Do this:
All the data should be repeated exactly. Any image in it is left out.

(Collection entries)
(begin)
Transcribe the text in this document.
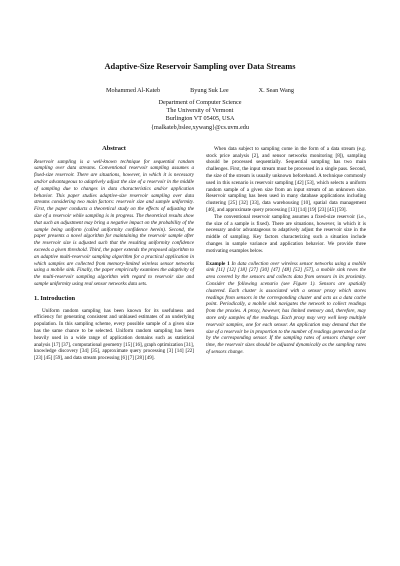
Adaptive-Size Reservoir Sampling over Data Streams
Mohammed Al-Kateb	Byung Suk Lee	X. Sean Wang
Department of Computer Science
The University of Vermont
Burlington VT 05405, USA
{malkateb,bslee,xywang}@cs.uvm.edu
Abstract

Reservoir sampling is a well-known technique for sequential random sampling over data streams. Conventional reservoir sampling assumes a fixed-size reservoir. There are situations, however, in which it is necessary and/or advantageous to adaptively adjust the size of a reservoir in the middle of sampling due to changes in data characteristics and/or application behavior. This paper studies adaptive-size reservoir sampling over data streams considering two main factors: reservoir size and sample uniformity. First, the paper conducts a theoretical study on the effects of adjusting the size of a reservoir while sampling is in progress. The theoretical results show that such an adjustment may bring a negative impact on the probability of the sample being uniform (called uniformity confidence herein). Second, the paper presents a novel algorithm for maintaining the reservoir sample after the reservoir size is adjusted such that the resulting uniformity confidence exceeds a given threshold. Third, the paper extends the proposed algorithm to an adaptive multi-reservoir sampling algorithm for a practical application in which samples are collected from memory-limited wireless sensor networks using a mobile sink. Finally, the paper empirically examines the adaptivity of the multi-reservoir sampling algorithm with regard to reservoir size and sample uniformity using real sensor networks data sets.

1. Introduction

Uniform random sampling has been known for its usefulness and efficiency for generating consistent and unbiased estimates of an underlying population. In this sampling scheme, every possible sample of a given size has the same chance to be selected. Uniform random sampling has been heavily used in a wide range of application domains such as statistical analysis [17] [37], computational geometry [15] [16], graph optimization [31], knowledge discovery [34] [35], approximate query processing [3] [14] [22] [23] [45] [59], and data stream processing [6] [7] [28] [49].

When data subject to sampling come in the form of a data stream (e.g. stock price analysis [2], and sensor networks monitoring [8]), sampling should be processed sequentially. Sequential sampling has two main challenges. First, the input stream must be processed in a single pass. Second, the size of the stream is usually unknown beforehand. A technique commonly used in this scenario is reservoir sampling [42] [53], which selects a uniform random sample of a given size from an input stream of an unknown size. Reservoir sampling has been used in many database applications including clustering [25] [32] [33], data warehousing [10], spatial data management [46], and approximate query processing [13] [14] [19] [23] [45] [59].

The conventional reservoir sampling assumes a fixed-size reservoir (i.e., the size of a sample is fixed). There are situations, however, in which it is necessary and/or advantageous to adaptively adjust the reservoir size in the middle of sampling. Key factors characterizing such a situation include changes in sample variance and application behavior. We provide three motivating examples below.

Example 1 In data collection over wireless sensor networks using a mobile sink [11] [12] [18] [27] [30] [47] [48] [52] [57], a mobile sink roves the area covered by the sensors and collects data from sensors in its proximity. Consider the following scenario (see Figure 1). Sensors are spatially clustered. Each cluster is associated with a sensor proxy which stores readings from sensors in the corresponding cluster and acts as a data cache point. Periodically, a mobile sink navigates the network to collect readings from the proxies. A proxy, however, has limited memory and, therefore, may store only samples of the readings. Each proxy may very well keep multiple reservoir samples, one for each sensor. An application may demand that the size of a reservoir be in proportion to the number of readings generated so far by the corresponding sensor. If the sampling rates of sensors change over time, the reservoir sizes should be adjusted dynamically as the sampling rates of sensors change.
(end)
Written answer:
Transcribe the text in this document.
Adaptive-Size Reservoir Sampling over Data Streams
Mohammed Al-Kateb	Byung Suk Lee	X. Sean Wang
Department of Computer Science
The University of Vermont
Burlington VT 05405, USA
{malkateb,bslee,xywang}@cs.uvm.edu
Abstract

Reservoir sampling is a well-known technique for sequential random sampling over data streams. Conventional reservoir sampling assumes a fixed-size reservoir. There are situations, however, in which it is necessary and/or advantageous to adaptively adjust the size of a reservoir in the middle of sampling due to changes in data characteristics and/or application behavior. This paper studies adaptive-size reservoir sampling over data streams considering two main factors: reservoir size and sample uniformity. First, the paper conducts a theoretical study on the effects of adjusting the size of a reservoir while sampling is in progress. The theoretical results show that such an adjustment may bring a negative impact on the probability of the sample being uniform (called uniformity confidence herein). Second, the paper presents a novel algorithm for maintaining the reservoir sample after the reservoir size is adjusted such that the resulting uniformity confidence exceeds a given threshold. Third, the paper extends the proposed algorithm to an adaptive multi-reservoir sampling algorithm for a practical application in which samples are collected from memory-limited wireless sensor networks using a mobile sink. Finally, the paper empirically examines the adaptivity of the multi-reservoir sampling algorithm with regard to reservoir size and sample uniformity using real sensor networks data sets.

1. Introduction

Uniform random sampling has been known for its usefulness and efficiency for generating consistent and unbiased estimates of an underlying population. In this sampling scheme, every possible sample of a given size has the same chance to be selected. Uniform random sampling has been heavily used in a wide range of application domains such as statistical analysis [17] [37], computational geometry [15] [16], graph optimization [31], knowledge discovery [34] [35], approximate query processing [3] [14] [22] [23] [45] [59], and data stream processing [6] [7] [28] [49].

When data subject to sampling come in the form of a data stream (e.g. stock price analysis [2], and sensor networks monitoring [8]), sampling should be processed sequentially. Sequential sampling has two main challenges. First, the input stream must be processed in a single pass. Second, the size of the stream is usually unknown beforehand. A technique commonly used in this scenario is reservoir sampling [42] [53], which selects a uniform random sample of a given size from an input stream of an unknown size. Reservoir sampling has been used in many database applications including clustering [25] [32] [33], data warehousing [10], spatial data management [46], and approximate query processing [13] [14] [19] [23] [45] [59].

The conventional reservoir sampling assumes a fixed-size reservoir (i.e., the size of a sample is fixed). There are situations, however, in which it is necessary and/or advantageous to adaptively adjust the reservoir size in the middle of sampling. Key factors characterizing such a situation include changes in sample variance and application behavior. We provide three motivating examples below.

Example 1 In data collection over wireless sensor networks using a mobile sink [11] [12] [18] [27] [30] [47] [48] [52] [57], a mobile sink roves the area covered by the sensors and collects data from sensors in its proximity. Consider the following scenario (see Figure 1). Sensors are spatially clustered. Each cluster is associated with a sensor proxy which stores readings from sensors in the corresponding cluster and acts as a data cache point. Periodically, a mobile sink navigates the network to collect readings from the proxies. A proxy, however, has limited memory and, therefore, may store only samples of the readings. Each proxy may very well keep multiple reservoir samples, one for each sensor. An application may demand that the size of a reservoir be in proportion to the number of readings generated so far by the corresponding sensor. If the sampling rates of sensors change over time, the reservoir sizes should be adjusted dynamically as the sampling rates of sensors change.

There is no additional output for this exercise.